:: Work order ::
Every entry that follows needs to be repeated exactly.

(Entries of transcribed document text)
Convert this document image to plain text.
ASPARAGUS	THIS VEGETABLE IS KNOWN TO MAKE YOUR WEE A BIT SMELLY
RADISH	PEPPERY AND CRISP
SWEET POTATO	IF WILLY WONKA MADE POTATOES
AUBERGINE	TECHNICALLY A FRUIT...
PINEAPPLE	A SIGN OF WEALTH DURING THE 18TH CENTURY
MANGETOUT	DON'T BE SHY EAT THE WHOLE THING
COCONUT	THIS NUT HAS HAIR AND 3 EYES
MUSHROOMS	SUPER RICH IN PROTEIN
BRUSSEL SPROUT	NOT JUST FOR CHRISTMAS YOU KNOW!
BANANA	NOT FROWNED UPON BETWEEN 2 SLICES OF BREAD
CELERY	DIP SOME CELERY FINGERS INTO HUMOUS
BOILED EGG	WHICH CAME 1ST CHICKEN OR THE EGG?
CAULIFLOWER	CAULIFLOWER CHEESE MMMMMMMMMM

:: Output for this exercise ::
Convert this document image to plain text.
ASPARAGUS	THIS VEGETABLE IS KNOWN TO MAKE YOUR WEE A BIT SMELLY
RADISH	PEPPERY AND CRISP
SWEET POTATO	IF WILLY WONKA MADE POTATOES
AUBERGINE	TECHNICALLY A FRUIT...
PINEAPPLE	A SIGN OF WEALTH DURING THE 18TH CENTURY
MANGETOUT	DON'T BE SHY EAT THE WHOLE THING
COCONUT	THIS NUT HAS HAIR AND 3 EYES
MUSHROOMS	SUPER RICH IN PROTEIN
BRUSSEL SPROUT	NOT JUST FOR CHRISTMAS YOU KNOW!
BANANA	NOT FROWNED UPON BETWEEN 2 SLICES OF BREAD
CELERY	DIP SOME CELERY FINGERS INTO HUMOUS
BOILED EGG	WHICH CAME 1ST CHICKEN OR THE EGG?
CAULIFLOWER	CAULIFLOWER CHEESE MMMMMMMMMM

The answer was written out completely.